**Tarefas do exercício**:
a: Redigite sem alterações, nas entradas, o trecho que vai da linha que contém "data-point-50% [457,566,461,570]" até a linha que contém "legend-entry: 50% [838,170,880,192]", incluindo ambas.
b: Escreva uma continuação da crítica ao filme Quando Eu Era Vivo, começando logo depois do último parágrafo apresentado.

**Trecho**:
O gatilho definitivo é uma partitura encontrada com uma mensagem cifrada no verso. Esse é outro clichê de gênero, mas que aqui funciona como catalisador de um fenômeno que o filme já construiu com suavidade. Por isso, a partitura é muito mais um elo do que um eixo. Assim, o melhor de Quando Eu Era Vivo não está na solução do mistério, mas na sua construção.

Marat Descartes encarna muito bem esse personagem que se perturba ao cavoucar o passado e sustenta na interpretação a sutileza que o filme propõe. Antônio Fagundes, que há nove anos não fazia cinema, compõe um personagem que traz uma leve ambiguidade com tons de fragilidade. Já Sandy, na contracena com os dois atores experientes, não desaponta, embora na (sempre injusta, mas inevitável) comparação, destoe sensivelmente, sem que isso, afinal, prejudique qualquer aspecto do filme.

No entanto, sem qualquer responsabilidade da atriz, é em Bruna que o filme tem seu ponto narrativo mais frágil. O desenvolvimento dessa personagem carece de elementos que sustentem a guinada que ela dá a partir de certo momento. Essa superficialidade e má definição de seu caráter tira parte da força da participação que ela tem no desfecho da história. Se ela deveria representar a inocência que também se transforma, faltou ao filme dar espaço para que essa personalidade se desenvolvesse.

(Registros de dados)
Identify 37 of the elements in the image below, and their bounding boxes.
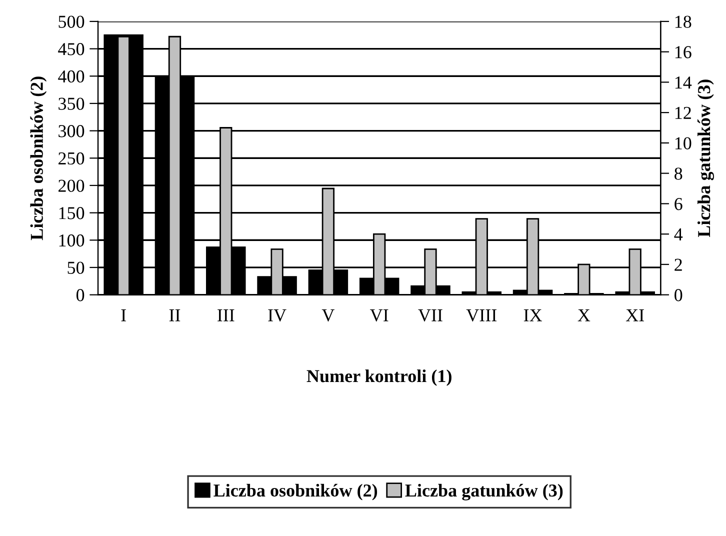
x-tick-label: I — [121, 309, 126, 322]
x-tick-label: VI — [370, 309, 388, 322]
y2-tick-label: 2 — [674, 258, 682, 271]
y-tick-label: 350 — [58, 98, 84, 110]
y-axis-title: Liczba osobników (2) — [30, 76, 47, 240]
y-tick-label: 100 — [59, 234, 84, 247]
y-tick-label: 500 — [58, 16, 84, 28]
x-tick-label: XI — [626, 309, 644, 322]
y2-tick-label: 4 — [674, 228, 683, 240]
y2-tick-label: 6 — [674, 198, 682, 210]
x-tick-label: X — [578, 309, 590, 322]
x-tick-label: IV — [268, 309, 286, 322]
y2-tick-label: 0 — [674, 289, 682, 302]
x-tick-label: V — [322, 309, 334, 322]
legend-label: Liczba gatunków (3) — [405, 484, 563, 500]
x-tick-label: III — [218, 309, 234, 322]
y-tick-label: 50 — [68, 262, 84, 274]
y2-axis-title: Liczba gatunków (3) — [697, 80, 714, 238]
x-tick-label: IX — [524, 309, 542, 322]
x-tick-label: VIII — [466, 309, 497, 322]
x-axis-title: Numer kontroli (1) — [306, 370, 452, 386]
y-tick-label: 300 — [58, 125, 84, 138]
y2-tick-label: 14 — [675, 76, 692, 88]
y-tick-label: 200 — [58, 180, 84, 192]
y-tick-label: 250 — [58, 152, 84, 165]
y2-tick-label: 12 — [675, 106, 691, 119]
y2-tick-label: 8 — [674, 168, 682, 180]
y-tick-label: 150 — [59, 207, 84, 220]
y2-tick-label: 18 — [675, 16, 692, 28]
y2-tick-label: 16 — [675, 46, 692, 58]
y2-tick-label: 10 — [675, 137, 692, 150]
legend-label: Liczba osobników (2) — [214, 484, 378, 500]
y-tick-label: 0 — [76, 289, 84, 302]
x-tick-label: VII — [418, 309, 442, 322]
y-tick-label: 400 — [58, 70, 84, 83]
x-tick-label: II — [169, 309, 180, 322]
y-tick-label: 450 — [58, 43, 84, 56]
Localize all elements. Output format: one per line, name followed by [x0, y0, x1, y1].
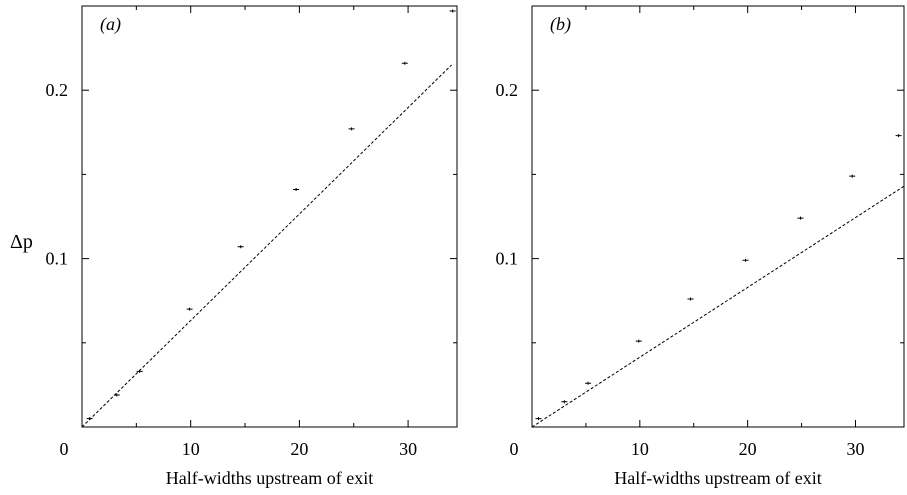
data-point — [895, 134, 902, 138]
data-point — [585, 381, 592, 385]
data-point — [797, 216, 804, 220]
data-point — [237, 245, 244, 249]
data-point — [561, 400, 568, 404]
x-tick-label: 0 — [60, 439, 69, 459]
x-tick-label: 0 — [510, 439, 519, 459]
x-tick-label: 20 — [290, 439, 308, 459]
data-point — [849, 174, 856, 178]
plot-frame-a — [81, 5, 458, 428]
x-axis-title: Half-widths upstream of exit — [614, 468, 821, 488]
data-point — [449, 9, 456, 13]
data-point — [635, 339, 642, 343]
data-point — [687, 297, 694, 301]
panel-label: (b) — [550, 14, 571, 35]
data-point — [535, 417, 542, 421]
fit-line — [531, 185, 905, 428]
y-tick-label: 0.2 — [46, 80, 69, 100]
y-tick-label: 0.2 — [496, 80, 519, 100]
fit-line — [81, 64, 452, 428]
data-point — [186, 307, 193, 311]
x-axis-title: Half-widths upstream of exit — [166, 468, 373, 488]
x-tick-label: 10 — [182, 439, 200, 459]
data-point — [742, 258, 749, 262]
y-tick-label: 0.1 — [46, 249, 69, 269]
x-tick-label: 30 — [399, 439, 417, 459]
x-tick-label: 10 — [631, 439, 649, 459]
plot-frame-b — [531, 5, 905, 428]
panel-label: (a) — [100, 14, 121, 35]
x-tick-label: 20 — [739, 439, 757, 459]
x-tick-label: 30 — [846, 439, 864, 459]
y-tick-label: 0.1 — [496, 249, 519, 269]
data-point — [293, 188, 300, 192]
data-point — [401, 61, 408, 65]
y-axis-title: Δp — [10, 231, 33, 253]
data-point — [348, 127, 355, 131]
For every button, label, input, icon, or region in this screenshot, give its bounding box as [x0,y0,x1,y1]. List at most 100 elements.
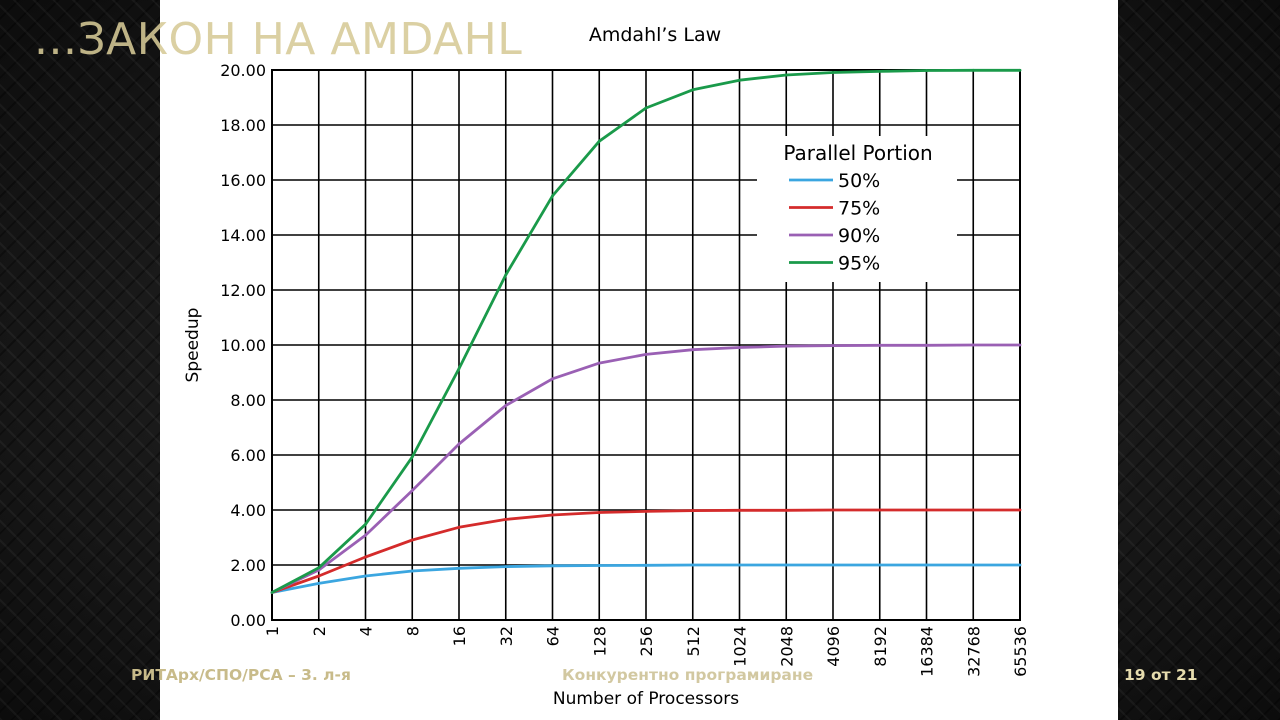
data-point-50% [457,566,461,570]
legend-title: Parallel Portion [783,141,932,165]
data-point-95% [1018,68,1022,72]
data-point-95% [504,273,508,277]
data-point-90% [504,404,508,407]
data-point-50% [691,563,695,567]
data-point-50% [410,569,414,573]
data-point-50% [878,563,882,567]
x-tick-label: 1 [263,626,282,636]
data-point-95% [878,69,882,73]
x-tick-label: 512 [684,626,703,657]
data-point-90% [784,344,788,348]
data-point-75% [364,555,367,559]
data-point-90% [738,346,741,349]
amdahl-chart: Parallel Portion 50% 75% 90% 95% 0.00 2.00 4.0… [183,24,1030,709]
legend-entry: 75% [838,198,880,220]
x-tick-label: 128 [590,626,609,657]
data-point-90% [457,442,461,446]
data-point-95% [925,69,928,72]
data-point-50% [784,563,788,567]
x-tick-label: 8192 [871,626,890,667]
data-point-50% [925,563,928,567]
data-point-95% [738,78,741,82]
x-tick-label: 32 [497,626,516,646]
data-point-75% [925,508,928,512]
x-tick-label: 65536 [1011,626,1030,677]
data-point-95% [784,73,788,77]
data-point-50% [317,582,321,585]
data-point-90% [925,343,928,347]
data-point-90% [364,533,367,537]
footer-subject: Конкурентно програмиране [562,666,814,684]
slide-title: ...ЗАКОН НА AMDAHL [34,14,523,65]
data-point-90% [551,377,554,381]
data-point-95% [691,88,695,92]
x-tick-label: 16384 [918,626,937,677]
data-point-75% [738,508,741,512]
data-point-95% [831,71,835,74]
data-point-75% [644,509,648,513]
data-point-90% [971,343,975,347]
legend-entry: 50% [838,170,880,192]
x-tick-label: 1024 [731,626,750,667]
y-tick-label: 4.00 [230,501,266,520]
data-point-95% [597,139,601,143]
x-tick-label: 4096 [824,626,843,667]
data-point-95% [270,591,274,594]
data-point-95% [971,68,975,72]
data-point-90% [597,361,601,365]
data-point-75% [1018,508,1022,512]
data-point-50% [597,564,601,567]
data-point-50% [738,563,741,567]
data-point-75% [551,513,554,517]
data-point-75% [457,525,461,529]
x-tick-label: 2048 [777,626,796,667]
y-tick-label: 14.00 [220,226,266,245]
data-point-75% [878,508,882,512]
data-point-90% [831,344,835,347]
x-tick-label: 64 [544,626,563,646]
y-tick-label: 0.00 [230,611,266,630]
data-point-90% [644,352,648,356]
x-tick-label: 256 [637,626,656,657]
x-axis-label: Number of Processors [553,689,739,709]
data-point-50% [504,565,508,569]
data-point-75% [831,508,835,512]
y-tick-label: 20.00 [220,61,266,80]
data-point-95% [410,455,414,459]
legend-entry: 90% [838,225,880,247]
chart-panel: Parallel Portion 50% 75% 90% 95% 0.00 2.00 4.0… [160,0,1118,720]
page-number: 19 от 21 [1124,666,1198,684]
y-tick-label: 10.00 [220,336,266,355]
data-point-95% [551,194,554,198]
y-tick-label: 18.00 [220,116,266,135]
data-point-95% [317,566,321,570]
data-point-50% [644,563,648,567]
data-point-75% [597,511,601,514]
data-point-95% [364,522,367,526]
x-tick-label: 8 [403,626,422,636]
y-tick-label: 2.00 [230,556,266,575]
y-tick-label: 8.00 [230,391,266,410]
data-point-75% [971,508,975,512]
data-point-90% [878,343,882,347]
x-tick-label: 2 [310,626,329,636]
x-tick-label: 16 [450,626,469,646]
data-point-75% [317,574,321,578]
chart-title: Amdahl’s Law [589,24,721,46]
data-point-75% [410,538,414,542]
data-point-75% [691,509,695,512]
y-tick-label: 16.00 [220,171,266,190]
data-point-90% [1018,343,1022,347]
data-point-50% [551,564,554,568]
data-point-50% [831,563,835,567]
data-point-95% [644,106,648,110]
footer-course: РИТАрх/СПО/РСА – 3. л-я [131,666,351,684]
y-axis-label: Speedup [183,308,203,383]
legend-box [757,136,957,282]
x-tick-label: 4 [357,626,376,636]
legend-entry: 95% [838,253,880,275]
data-point-50% [1018,563,1022,567]
data-point-75% [504,517,508,521]
data-point-90% [410,489,414,492]
data-point-50% [364,574,367,578]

**Respostas por tarefa**:
a:
data-point-50% [457,566,461,570]
legend-title: Parallel Portion [783,141,932,165]
data-point-95% [1018,68,1022,72]
data-point-95% [504,273,508,277]
data-point-90% [504,404,508,407]
data-point-50% [691,563,695,567]
data-point-50% [410,569,414,573]
data-point-50% [878,563,882,567]
x-tick-label: 1 [263,626,282,636]
data-point-95% [878,69,882,73]
x-tick-label: 512 [684,626,703,657]
data-point-90% [784,344,788,348]
data-point-75% [364,555,367,559]
data-point-90% [738,346,741,349]
amdahl-chart: Parallel Portion 50% 75% 90% 95% 0.00 2.00 4.0… [183,24,1030,709]
legend-entry: 75% [838,198,880,220]
x-tick-label: 128 [590,626,609,657]
data-point-90% [457,442,461,446]
data-point-95% [925,69,928,72]
data-point-50% [784,563,788,567]
x-tick-label: 8192 [871,626,890,667]
data-point-50% [925,563,928,567]
data-point-95% [738,78,741,82]
x-tick-label: 32 [497,626,516,646]
data-point-75% [925,508,928,512]
x-tick-label: 65536 [1011,626,1030,677]
data-point-95% [784,73,788,77]
data-point-50% [317,582,321,585]
data-point-90% [925,343,928,347]
data-point-90% [364,533,367,537]
footer-subject: Конкурентно програмиране [562,666,814,684]
slide-title: ...ЗАКОН НА AMDAHL [34,14,523,65]
data-point-90% [551,377,554,381]
data-point-95% [691,88,695,92]
x-tick-label: 16384 [918,626,937,677]
data-point-75% [738,508,741,512]
data-point-95% [831,71,835,74]
data-point-75% [644,509,648,513]
data-point-90% [971,343,975,347]
legend-entry: 50% [838,170,880,192]

b:
Baseado no livro A Arte de Produzir Efeito Sem Causa, de Lourenço Mutarelli, Quando Eu Era Vivo utiliza clichês do gênero terror para construir uma trama que provoca seu efeito mais básico – medo e tensão – com muita eficiência. Mas o faz sem se valer de facilidades e estabelece uma ralação mais profunda entre causa e efeito. Aqui, o sobrenatural não é um mal que se encerra puramente na maldade, mas um fator que evoca, acima de tudo, os internos aspectos humanos.
--
Quando Eu Era Vivo
Marco Dutra
Brasil, 2014
108 min.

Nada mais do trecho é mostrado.